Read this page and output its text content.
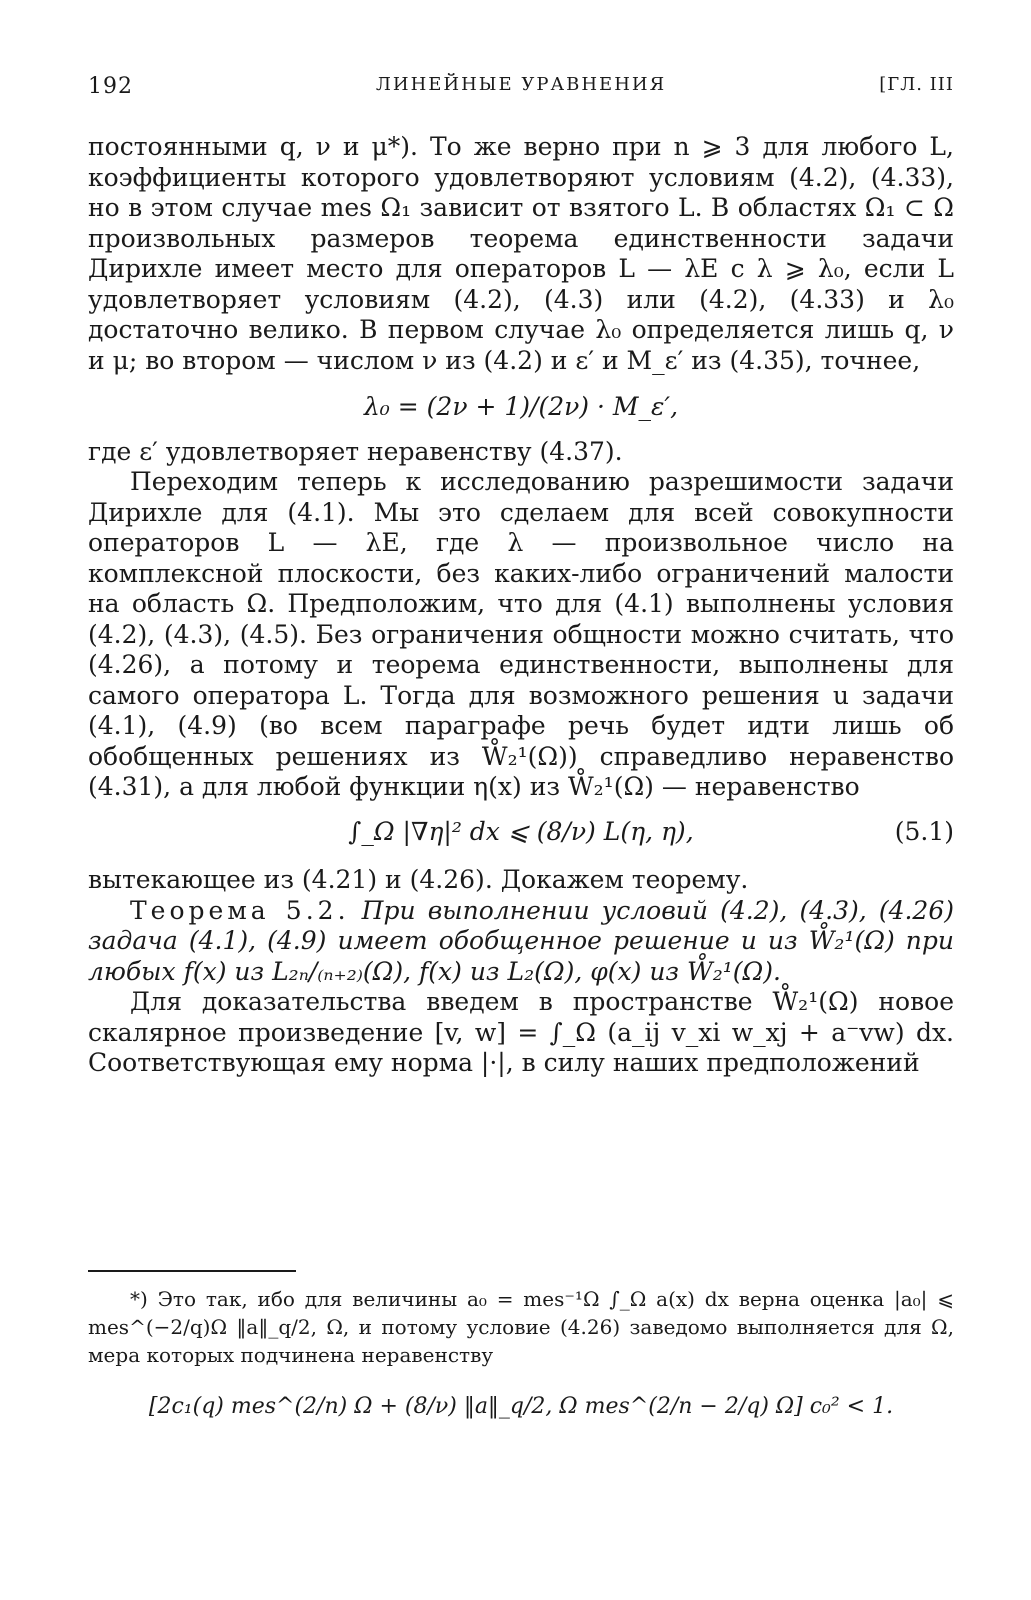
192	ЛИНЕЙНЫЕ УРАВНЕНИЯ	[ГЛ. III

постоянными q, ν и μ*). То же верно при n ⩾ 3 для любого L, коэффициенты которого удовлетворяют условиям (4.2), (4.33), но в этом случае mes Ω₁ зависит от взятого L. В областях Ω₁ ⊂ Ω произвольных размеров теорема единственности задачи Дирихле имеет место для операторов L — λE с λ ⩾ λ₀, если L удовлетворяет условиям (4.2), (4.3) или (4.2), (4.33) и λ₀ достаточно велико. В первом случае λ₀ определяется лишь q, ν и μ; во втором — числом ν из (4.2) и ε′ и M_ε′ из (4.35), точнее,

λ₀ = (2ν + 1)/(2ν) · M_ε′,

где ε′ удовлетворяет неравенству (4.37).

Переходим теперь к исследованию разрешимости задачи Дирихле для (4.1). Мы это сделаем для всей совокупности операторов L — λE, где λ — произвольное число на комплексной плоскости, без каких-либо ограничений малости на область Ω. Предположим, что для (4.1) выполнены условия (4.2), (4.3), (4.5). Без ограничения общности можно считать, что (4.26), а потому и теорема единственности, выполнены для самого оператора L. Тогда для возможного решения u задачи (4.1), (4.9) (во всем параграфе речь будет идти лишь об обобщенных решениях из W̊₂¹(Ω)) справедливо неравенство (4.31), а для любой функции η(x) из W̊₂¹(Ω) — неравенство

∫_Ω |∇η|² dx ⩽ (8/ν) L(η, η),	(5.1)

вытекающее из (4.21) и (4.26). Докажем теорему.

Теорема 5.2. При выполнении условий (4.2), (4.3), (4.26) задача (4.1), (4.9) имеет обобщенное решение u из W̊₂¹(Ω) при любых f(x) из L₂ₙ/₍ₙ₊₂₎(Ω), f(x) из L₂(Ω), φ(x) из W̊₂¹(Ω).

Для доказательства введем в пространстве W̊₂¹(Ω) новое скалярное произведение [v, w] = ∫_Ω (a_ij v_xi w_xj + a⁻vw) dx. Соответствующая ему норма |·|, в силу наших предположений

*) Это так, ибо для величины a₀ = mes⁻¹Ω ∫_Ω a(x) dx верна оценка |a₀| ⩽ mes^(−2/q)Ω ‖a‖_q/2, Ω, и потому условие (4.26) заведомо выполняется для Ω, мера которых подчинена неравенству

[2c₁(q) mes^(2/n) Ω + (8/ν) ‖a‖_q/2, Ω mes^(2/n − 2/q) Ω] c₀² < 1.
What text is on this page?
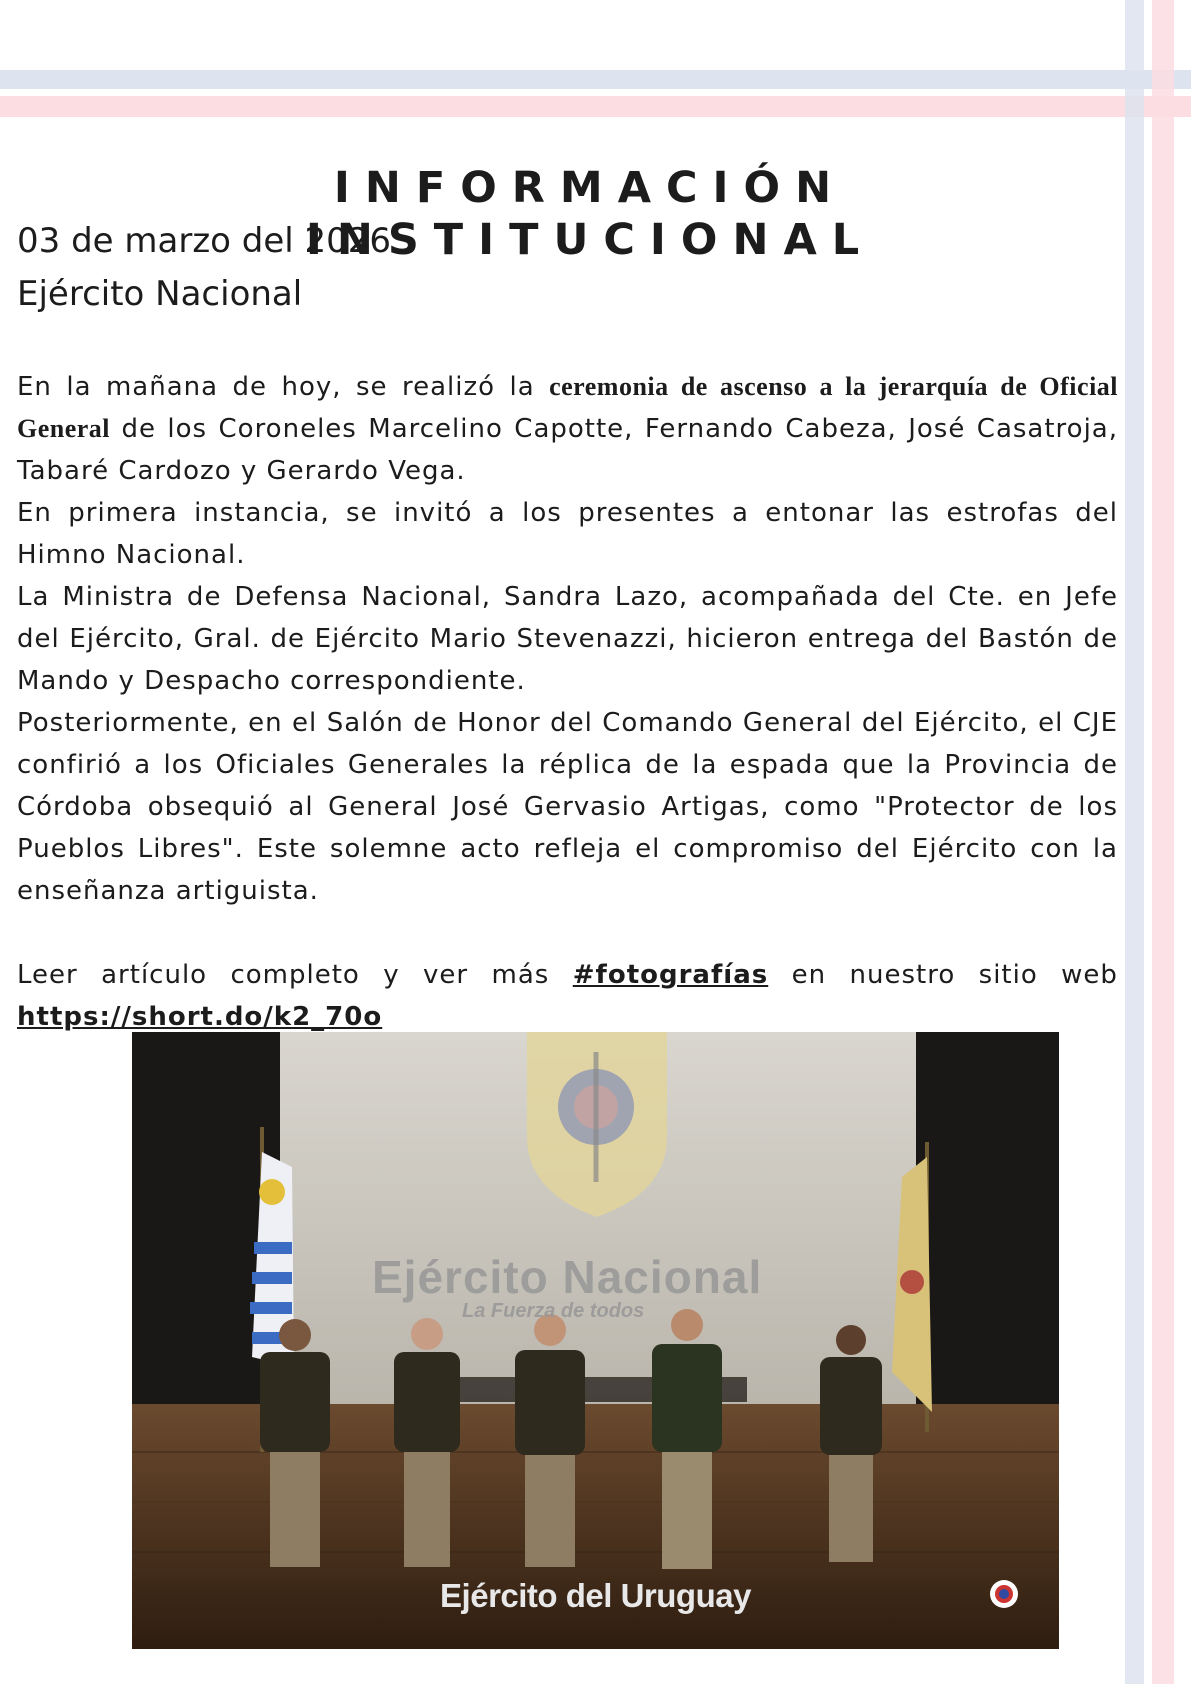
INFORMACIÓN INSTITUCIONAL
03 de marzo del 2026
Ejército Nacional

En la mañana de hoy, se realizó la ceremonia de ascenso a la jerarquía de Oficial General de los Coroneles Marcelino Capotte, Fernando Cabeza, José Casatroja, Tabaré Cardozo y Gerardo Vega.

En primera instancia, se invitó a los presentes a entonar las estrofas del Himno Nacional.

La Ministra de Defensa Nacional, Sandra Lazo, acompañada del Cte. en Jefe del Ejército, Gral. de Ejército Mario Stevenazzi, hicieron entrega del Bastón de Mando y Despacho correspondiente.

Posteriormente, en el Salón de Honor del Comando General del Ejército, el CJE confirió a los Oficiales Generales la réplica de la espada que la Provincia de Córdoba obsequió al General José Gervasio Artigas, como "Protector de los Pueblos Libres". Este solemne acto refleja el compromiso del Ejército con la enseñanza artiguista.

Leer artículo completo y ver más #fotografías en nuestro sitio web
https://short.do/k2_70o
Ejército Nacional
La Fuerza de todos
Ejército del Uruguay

========

Without the pictures, repeat all the records word for word.

Read this page and output its text content.
192	ЛИНЕЙНЫЕ УРАВНЕНИЯ	[ГЛ. III

постоянными q, ν и μ*). То же верно при n ⩾ 3 для любого L, коэффициенты которого удовлетворяют условиям (4.2), (4.33), но в этом случае mes Ω₁ зависит от взятого L. В областях Ω₁ ⊂ Ω произвольных размеров теорема единственности задачи Дирихле имеет место для операторов L — λE с λ ⩾ λ₀, если L удовлетворяет условиям (4.2), (4.3) или (4.2), (4.33) и λ₀ достаточно велико. В первом случае λ₀ определяется лишь q, ν и μ; во втором — числом ν из (4.2) и ε′ и M_ε′ из (4.35), точнее,

λ₀ = (2ν + 1)/(2ν) · M_ε′,

где ε′ удовлетворяет неравенству (4.37).

Переходим теперь к исследованию разрешимости задачи Дирихле для (4.1). Мы это сделаем для всей совокупности операторов L — λE, где λ — произвольное число на комплексной плоскости, без каких-либо ограничений малости на область Ω. Предположим, что для (4.1) выполнены условия (4.2), (4.3), (4.5). Без ограничения общности можно считать, что (4.26), а потому и теорема единственности, выполнены для самого оператора L. Тогда для возможного решения u задачи (4.1), (4.9) (во всем параграфе речь будет идти лишь об обобщенных решениях из W̊₂¹(Ω)) справедливо неравенство (4.31), а для любой функции η(x) из W̊₂¹(Ω) — неравенство

∫_Ω |∇η|² dx ⩽ (8/ν) L(η, η),	(5.1)

вытекающее из (4.21) и (4.26). Докажем теорему.

Теорема 5.2. При выполнении условий (4.2), (4.3), (4.26) задача (4.1), (4.9) имеет обобщенное решение u из W̊₂¹(Ω) при любых f(x) из L₂ₙ/₍ₙ₊₂₎(Ω), f(x) из L₂(Ω), φ(x) из W̊₂¹(Ω).

Для доказательства введем в пространстве W̊₂¹(Ω) новое скалярное произведение [v, w] = ∫_Ω (a_ij v_xi w_xj + a⁻vw) dx. Соответствующая ему норма |·|, в силу наших предположений

*) Это так, ибо для величины a₀ = mes⁻¹Ω ∫_Ω a(x) dx верна оценка |a₀| ⩽ mes^(−2/q)Ω ‖a‖_q/2, Ω, и потому условие (4.26) заведомо выполняется для Ω, мера которых подчинена неравенству

[2c₁(q) mes^(2/n) Ω + (8/ν) ‖a‖_q/2, Ω mes^(2/n − 2/q) Ω] c₀² < 1.
What text is on this page?
INFORMACIÓN INSTITUCIONAL
03 de marzo del 2026
Ejército Nacional

En la mañana de hoy, se realizó la ceremonia de ascenso a la jerarquía de Oficial General de los Coroneles Marcelino Capotte, Fernando Cabeza, José Casatroja, Tabaré Cardozo y Gerardo Vega.

En primera instancia, se invitó a los presentes a entonar las estrofas del Himno Nacional.

La Ministra de Defensa Nacional, Sandra Lazo, acompañada del Cte. en Jefe del Ejército, Gral. de Ejército Mario Stevenazzi, hicieron entrega del Bastón de Mando y Despacho correspondiente.

Posteriormente, en el Salón de Honor del Comando General del Ejército, el CJE confirió a los Oficiales Generales la réplica de la espada que la Provincia de Córdoba obsequió al General José Gervasio Artigas, como "Protector de los Pueblos Libres". Este solemne acto refleja el compromiso del Ejército con la enseñanza artiguista.

Leer artículo completo y ver más #fotografías en nuestro sitio web
https://short.do/k2_70o
Ejército Nacional
La Fuerza de todos
Ejército del Uruguay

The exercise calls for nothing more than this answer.